Entries from a visual dataset
──────────

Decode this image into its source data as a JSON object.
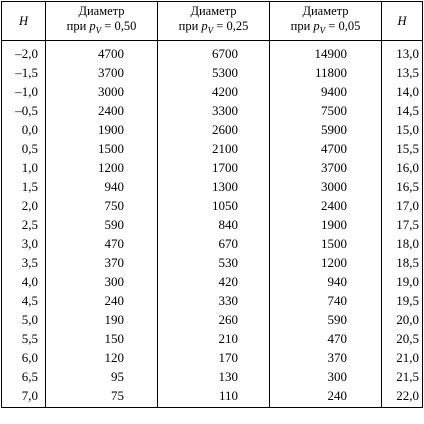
{
  "columns": [
    {
      "label": "H"
    },
    {
      "label": "Диаметр",
      "sub": "при p_V = 0,50"
    },
    {
      "label": "Диаметр",
      "sub": "при p_V = 0,25"
    },
    {
      "label": "Диаметр",
      "sub": "при p_V = 0,05"
    },
    {
      "label": "H"
    }
  ],
  "rows": [
    [
      "–2,0",
      "4700",
      "6700",
      "14900",
      "13,0"
    ],
    [
      "–1,5",
      "3700",
      "5300",
      "11800",
      "13,5"
    ],
    [
      "–1,0",
      "3000",
      "4200",
      "9400",
      "14,0"
    ],
    [
      "–0,5",
      "2400",
      "3300",
      "7500",
      "14,5"
    ],
    [
      "0,0",
      "1900",
      "2600",
      "5900",
      "15,0"
    ],
    [
      "0,5",
      "1500",
      "2100",
      "4700",
      "15,5"
    ],
    [
      "1,0",
      "1200",
      "1700",
      "3700",
      "16,0"
    ],
    [
      "1,5",
      "940",
      "1300",
      "3000",
      "16,5"
    ],
    [
      "2,0",
      "750",
      "1050",
      "2400",
      "17,0"
    ],
    [
      "2,5",
      "590",
      "840",
      "1900",
      "17,5"
    ],
    [
      "3,0",
      "470",
      "670",
      "1500",
      "18,0"
    ],
    [
      "3,5",
      "370",
      "530",
      "1200",
      "18,5"
    ],
    [
      "4,0",
      "300",
      "420",
      "940",
      "19,0"
    ],
    [
      "4,5",
      "240",
      "330",
      "740",
      "19,5"
    ],
    [
      "5,0",
      "190",
      "260",
      "590",
      "20,0"
    ],
    [
      "5,5",
      "150",
      "210",
      "470",
      "20,5"
    ],
    [
      "6,0",
      "120",
      "170",
      "370",
      "21,0"
    ],
    [
      "6,5",
      "95",
      "130",
      "300",
      "21,5"
    ],
    [
      "7,0",
      "75",
      "110",
      "240",
      "22,0"
    ]
  ]
}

──────────

> [What the exercise asks]
Copy every line above word for word and exclude the pictures.

> [Written solution]
Decode this image into its source data as a JSON object.
{
  "columns": [
    {
      "label": "H"
    },
    {
      "label": "Диаметр",
      "sub": "при p_V = 0,50"
    },
    {
      "label": "Диаметр",
      "sub": "при p_V = 0,25"
    },
    {
      "label": "Диаметр",
      "sub": "при p_V = 0,05"
    },
    {
      "label": "H"
    }
  ],
  "rows": [
    [
      "–2,0",
      "4700",
      "6700",
      "14900",
      "13,0"
    ],
    [
      "–1,5",
      "3700",
      "5300",
      "11800",
      "13,5"
    ],
    [
      "–1,0",
      "3000",
      "4200",
      "9400",
      "14,0"
    ],
    [
      "–0,5",
      "2400",
      "3300",
      "7500",
      "14,5"
    ],
    [
      "0,0",
      "1900",
      "2600",
      "5900",
      "15,0"
    ],
    [
      "0,5",
      "1500",
      "2100",
      "4700",
      "15,5"
    ],
    [
      "1,0",
      "1200",
      "1700",
      "3700",
      "16,0"
    ],
    [
      "1,5",
      "940",
      "1300",
      "3000",
      "16,5"
    ],
    [
      "2,0",
      "750",
      "1050",
      "2400",
      "17,0"
    ],
    [
      "2,5",
      "590",
      "840",
      "1900",
      "17,5"
    ],
    [
      "3,0",
      "470",
      "670",
      "1500",
      "18,0"
    ],
    [
      "3,5",
      "370",
      "530",
      "1200",
      "18,5"
    ],
    [
      "4,0",
      "300",
      "420",
      "940",
      "19,0"
    ],
    [
      "4,5",
      "240",
      "330",
      "740",
      "19,5"
    ],
    [
      "5,0",
      "190",
      "260",
      "590",
      "20,0"
    ],
    [
      "5,5",
      "150",
      "210",
      "470",
      "20,5"
    ],
    [
      "6,0",
      "120",
      "170",
      "370",
      "21,0"
    ],
    [
      "6,5",
      "95",
      "130",
      "300",
      "21,5"
    ],
    [
      "7,0",
      "75",
      "110",
      "240",
      "22,0"
    ]
  ]
}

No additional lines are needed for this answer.